REQUIRED TASK:
Reproduce the material exactly, omitting nothing.

Start of DATA EXTRACT

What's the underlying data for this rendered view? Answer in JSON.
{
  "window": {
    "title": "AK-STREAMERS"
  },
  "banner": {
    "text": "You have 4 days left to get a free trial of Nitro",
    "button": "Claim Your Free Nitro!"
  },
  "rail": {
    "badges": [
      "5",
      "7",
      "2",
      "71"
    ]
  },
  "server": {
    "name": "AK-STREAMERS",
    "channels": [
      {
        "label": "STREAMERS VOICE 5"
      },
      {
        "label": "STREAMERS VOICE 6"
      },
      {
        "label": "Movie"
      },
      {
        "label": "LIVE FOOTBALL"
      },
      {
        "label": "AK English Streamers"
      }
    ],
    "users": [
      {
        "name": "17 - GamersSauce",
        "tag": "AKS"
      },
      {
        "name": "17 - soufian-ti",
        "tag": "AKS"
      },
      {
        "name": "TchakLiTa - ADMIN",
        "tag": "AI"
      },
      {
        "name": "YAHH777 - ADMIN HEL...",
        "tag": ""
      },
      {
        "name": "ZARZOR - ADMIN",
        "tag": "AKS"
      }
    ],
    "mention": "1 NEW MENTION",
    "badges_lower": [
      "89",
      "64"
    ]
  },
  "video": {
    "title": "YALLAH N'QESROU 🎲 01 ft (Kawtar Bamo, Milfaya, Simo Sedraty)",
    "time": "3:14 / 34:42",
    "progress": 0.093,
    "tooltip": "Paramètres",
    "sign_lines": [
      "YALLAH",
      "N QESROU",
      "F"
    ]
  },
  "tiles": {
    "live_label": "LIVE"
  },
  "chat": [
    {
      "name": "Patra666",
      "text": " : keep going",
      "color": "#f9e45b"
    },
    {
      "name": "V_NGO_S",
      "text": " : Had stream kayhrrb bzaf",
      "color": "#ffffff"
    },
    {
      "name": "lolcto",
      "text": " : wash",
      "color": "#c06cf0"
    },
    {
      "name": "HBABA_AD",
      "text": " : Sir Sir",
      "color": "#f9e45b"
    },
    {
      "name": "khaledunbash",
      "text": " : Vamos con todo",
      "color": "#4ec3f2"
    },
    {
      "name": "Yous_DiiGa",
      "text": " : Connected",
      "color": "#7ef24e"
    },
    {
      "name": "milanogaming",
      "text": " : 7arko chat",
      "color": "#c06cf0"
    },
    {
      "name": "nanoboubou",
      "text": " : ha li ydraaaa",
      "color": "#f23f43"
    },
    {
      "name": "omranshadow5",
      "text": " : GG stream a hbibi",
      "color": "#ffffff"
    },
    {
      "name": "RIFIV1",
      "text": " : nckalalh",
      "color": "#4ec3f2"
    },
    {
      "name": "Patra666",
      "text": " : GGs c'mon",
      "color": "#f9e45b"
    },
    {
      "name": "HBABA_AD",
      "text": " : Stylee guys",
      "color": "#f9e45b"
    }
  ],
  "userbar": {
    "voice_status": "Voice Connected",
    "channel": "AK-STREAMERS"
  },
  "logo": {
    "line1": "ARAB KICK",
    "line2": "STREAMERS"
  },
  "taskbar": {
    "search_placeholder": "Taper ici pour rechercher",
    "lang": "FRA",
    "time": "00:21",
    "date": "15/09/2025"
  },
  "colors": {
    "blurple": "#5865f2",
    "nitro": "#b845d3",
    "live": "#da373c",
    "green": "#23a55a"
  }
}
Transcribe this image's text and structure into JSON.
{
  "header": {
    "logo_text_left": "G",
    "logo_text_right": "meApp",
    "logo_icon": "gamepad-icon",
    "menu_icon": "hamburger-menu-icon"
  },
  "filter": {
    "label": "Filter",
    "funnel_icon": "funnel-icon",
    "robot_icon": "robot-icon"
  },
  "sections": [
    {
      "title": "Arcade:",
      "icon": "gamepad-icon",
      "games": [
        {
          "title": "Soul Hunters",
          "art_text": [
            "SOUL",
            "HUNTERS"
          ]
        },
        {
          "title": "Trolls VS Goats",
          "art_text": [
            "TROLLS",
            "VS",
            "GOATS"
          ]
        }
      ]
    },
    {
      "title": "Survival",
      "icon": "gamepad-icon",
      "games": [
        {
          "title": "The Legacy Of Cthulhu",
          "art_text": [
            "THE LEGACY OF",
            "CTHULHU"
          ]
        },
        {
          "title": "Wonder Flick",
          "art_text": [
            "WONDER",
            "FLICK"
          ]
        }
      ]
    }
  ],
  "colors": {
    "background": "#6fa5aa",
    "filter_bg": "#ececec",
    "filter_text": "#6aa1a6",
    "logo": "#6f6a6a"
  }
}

End of DATA EXTRACT

SOLUTION:
What's the underlying data for this rendered view? Answer in JSON.
{
  "window": {
    "title": "AK-STREAMERS"
  },
  "banner": {
    "text": "You have 4 days left to get a free trial of Nitro",
    "button": "Claim Your Free Nitro!"
  },
  "rail": {
    "badges": [
      "5",
      "7",
      "2",
      "71"
    ]
  },
  "server": {
    "name": "AK-STREAMERS",
    "channels": [
      {
        "label": "STREAMERS VOICE 5"
      },
      {
        "label": "STREAMERS VOICE 6"
      },
      {
        "label": "Movie"
      },
      {
        "label": "LIVE FOOTBALL"
      },
      {
        "label": "AK English Streamers"
      }
    ],
    "users": [
      {
        "name": "17 - GamersSauce",
        "tag": "AKS"
      },
      {
        "name": "17 - soufian-ti",
        "tag": "AKS"
      },
      {
        "name": "TchakLiTa - ADMIN",
        "tag": "AI"
      },
      {
        "name": "YAHH777 - ADMIN HEL...",
        "tag": ""
      },
      {
        "name": "ZARZOR - ADMIN",
        "tag": "AKS"
      }
    ],
    "mention": "1 NEW MENTION",
    "badges_lower": [
      "89",
      "64"
    ]
  },
  "video": {
    "title": "YALLAH N'QESROU 🎲 01 ft (Kawtar Bamo, Milfaya, Simo Sedraty)",
    "time": "3:14 / 34:42",
    "progress": 0.093,
    "tooltip": "Paramètres",
    "sign_lines": [
      "YALLAH",
      "N QESROU",
      "F"
    ]
  },
  "tiles": {
    "live_label": "LIVE"
  },
  "chat": [
    {
      "name": "Patra666",
      "text": " : keep going",
      "color": "#f9e45b"
    },
    {
      "name": "V_NGO_S",
      "text": " : Had stream kayhrrb bzaf",
      "color": "#ffffff"
    },
    {
      "name": "lolcto",
      "text": " : wash",
      "color": "#c06cf0"
    },
    {
      "name": "HBABA_AD",
      "text": " : Sir Sir",
      "color": "#f9e45b"
    },
    {
      "name": "khaledunbash",
      "text": " : Vamos con todo",
      "color": "#4ec3f2"
    },
    {
      "name": "Yous_DiiGa",
      "text": " : Connected",
      "color": "#7ef24e"
    },
    {
      "name": "milanogaming",
      "text": " : 7arko chat",
      "color": "#c06cf0"
    },
    {
      "name": "nanoboubou",
      "text": " : ha li ydraaaa",
      "color": "#f23f43"
    },
    {
      "name": "omranshadow5",
      "text": " : GG stream a hbibi",
      "color": "#ffffff"
    },
    {
      "name": "RIFIV1",
      "text": " : nckalalh",
      "color": "#4ec3f2"
    },
    {
      "name": "Patra666",
      "text": " : GGs c'mon",
      "color": "#f9e45b"
    },
    {
      "name": "HBABA_AD",
      "text": " : Stylee guys",
      "color": "#f9e45b"
    }
  ],
  "userbar": {
    "voice_status": "Voice Connected",
    "channel": "AK-STREAMERS"
  },
  "logo": {
    "line1": "ARAB KICK",
    "line2": "STREAMERS"
  },
  "taskbar": {
    "search_placeholder": "Taper ici pour rechercher",
    "lang": "FRA",
    "time": "00:21",
    "date": "15/09/2025"
  },
  "colors": {
    "blurple": "#5865f2",
    "nitro": "#b845d3",
    "live": "#da373c",
    "green": "#23a55a"
  }
}
Transcribe this image's text and structure into JSON.
{
  "header": {
    "logo_text_left": "G",
    "logo_text_right": "meApp",
    "logo_icon": "gamepad-icon",
    "menu_icon": "hamburger-menu-icon"
  },
  "filter": {
    "label": "Filter",
    "funnel_icon": "funnel-icon",
    "robot_icon": "robot-icon"
  },
  "sections": [
    {
      "title": "Arcade:",
      "icon": "gamepad-icon",
      "games": [
        {
          "title": "Soul Hunters",
          "art_text": [
            "SOUL",
            "HUNTERS"
          ]
        },
        {
          "title": "Trolls VS Goats",
          "art_text": [
            "TROLLS",
            "VS",
            "GOATS"
          ]
        }
      ]
    },
    {
      "title": "Survival",
      "icon": "gamepad-icon",
      "games": [
        {
          "title": "The Legacy Of Cthulhu",
          "art_text": [
            "THE LEGACY OF",
            "CTHULHU"
          ]
        },
        {
          "title": "Wonder Flick",
          "art_text": [
            "WONDER",
            "FLICK"
          ]
        }
      ]
    }
  ],
  "colors": {
    "background": "#6fa5aa",
    "filter_bg": "#ececec",
    "filter_text": "#6aa1a6",
    "logo": "#6f6a6a"
  }
}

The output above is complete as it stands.